→ **Reading text**:
◇ ◇ ◇

Lanhill is so nearly upon the road that a glance at the right moment and you can see it. Lifelong locals say they have never even heard of it; like a door in a familiar passageway passed a thousand times yet unheeded.
Approaching in the shade of the hedgerow I notice that the bluebells are blue but still tightly packed and with each step the proximity of the road becomes a muffled thing to the point that, as I reach the barrow, the rumbling has slipped out of my consciousness entirely and will stay that way for two hours or so.
Despite many episodes of stone pilfering and sometime disorderly excavation this barrow stills stands; aided along the way by reconstruction. It is featureless from here and reminiscent of a giant belly. One way of thinking suggests this was the intention. It is tricky to get into the minds of the architects but I am seduced by thoughts that internment here marked return to the womb of the Goddess and ultimately the journey to the Underworld.
My eye is drawn toward the beech tree that reaches toward and over with such effort deep stretch marks beautifully scar the underside of its limbs. The beech and its companions follow the edge of the tangled shadow that is a dry ditch. On between the hedge and the barrow and circumventing the beech I notice around the base of its melded trunks harsh wire fencing protruding like careless stitches and 18 inches up a strange trapping; a twig gripped by two trunks grown into one. My new friend has a vociferous appetite for its surroundings.
Here I am looking at a shamble of brambles and stingers and no sign of an entrance or chamber or forecourt or the giant stones a part of me is seeking. On that quest I continue around the berg beneath the dapple.
This time of year Lanhill is accessible and flat and doable in sandals though I imagine the undergrowth could become prickly and stingy toward the summer. The greatest obstacle is the stile as you enter the field. Alongside there is a metal gate that is more visible from the road. If you plan to visit then perhaps to turn left into the track is easier so from the direction of Chippenham on the A420 just past the turning for Yatton Keynell and Castle Combe notice the telegraph wires across the road and turn into the track on the left almost beneath them. Leaving the gateway clear cross the ditch and over the stile. In front of you is Lanhill Clump and to the right is the barrow; approximately 185ft long and 90ft wide and perhaps 6ft high; presenting its broader short end tapering off to the West.

◇ ◇ ◇

→ **Description of the task**: Transcribe everything in the Lanhill barrow text from "My eye is drawn" down to "for its surroundings.".

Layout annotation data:
◇ ◇ ◇

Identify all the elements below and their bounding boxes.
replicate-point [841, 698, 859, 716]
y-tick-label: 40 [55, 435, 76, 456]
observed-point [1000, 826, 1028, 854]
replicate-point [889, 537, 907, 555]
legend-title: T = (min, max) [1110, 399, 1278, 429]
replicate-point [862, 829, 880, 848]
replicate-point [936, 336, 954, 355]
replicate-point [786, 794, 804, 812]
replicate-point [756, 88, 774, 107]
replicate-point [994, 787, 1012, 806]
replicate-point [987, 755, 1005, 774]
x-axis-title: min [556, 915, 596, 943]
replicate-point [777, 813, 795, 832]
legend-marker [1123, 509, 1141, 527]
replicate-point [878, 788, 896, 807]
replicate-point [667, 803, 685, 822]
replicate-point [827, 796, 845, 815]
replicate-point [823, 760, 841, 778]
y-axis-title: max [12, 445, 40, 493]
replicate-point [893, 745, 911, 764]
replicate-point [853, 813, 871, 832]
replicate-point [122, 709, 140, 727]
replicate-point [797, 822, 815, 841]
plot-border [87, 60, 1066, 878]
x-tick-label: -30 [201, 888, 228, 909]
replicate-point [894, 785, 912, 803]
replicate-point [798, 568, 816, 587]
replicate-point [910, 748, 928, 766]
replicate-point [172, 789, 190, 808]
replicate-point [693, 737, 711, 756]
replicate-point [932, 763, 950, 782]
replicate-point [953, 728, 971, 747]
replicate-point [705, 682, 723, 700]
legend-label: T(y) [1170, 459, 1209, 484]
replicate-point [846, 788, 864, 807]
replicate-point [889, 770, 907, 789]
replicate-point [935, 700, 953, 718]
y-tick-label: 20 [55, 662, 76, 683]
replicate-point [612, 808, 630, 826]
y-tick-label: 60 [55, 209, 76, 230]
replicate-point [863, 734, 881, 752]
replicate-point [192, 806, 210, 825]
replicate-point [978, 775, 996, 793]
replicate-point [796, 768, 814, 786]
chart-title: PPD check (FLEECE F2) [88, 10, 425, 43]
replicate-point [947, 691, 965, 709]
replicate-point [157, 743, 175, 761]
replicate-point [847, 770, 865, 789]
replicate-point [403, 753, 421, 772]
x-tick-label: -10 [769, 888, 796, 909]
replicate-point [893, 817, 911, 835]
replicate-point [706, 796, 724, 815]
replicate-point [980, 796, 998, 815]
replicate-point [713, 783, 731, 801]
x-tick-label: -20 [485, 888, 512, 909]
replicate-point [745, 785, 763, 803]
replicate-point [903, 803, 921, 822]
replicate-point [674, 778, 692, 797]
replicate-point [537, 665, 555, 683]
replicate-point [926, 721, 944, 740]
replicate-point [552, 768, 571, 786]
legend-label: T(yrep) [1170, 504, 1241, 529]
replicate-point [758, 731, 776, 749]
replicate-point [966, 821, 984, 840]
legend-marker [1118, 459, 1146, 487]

◇ ◇ ◇

→ **Full answer**:
My eye is drawn toward the beech tree that reaches toward and over with such effort deep stretch marks beautifully scar the underside of its limbs. The beech and its companions follow the edge of the tangled shadow that is a dry ditch. On between the hedge and the barrow and circumventing the beech I notice around the base of its melded trunks harsh wire fencing protruding like careless stitches and 18 inches up a strange trapping; a twig gripped by two trunks grown into one. My new friend has a vociferous appetite for its surroundings.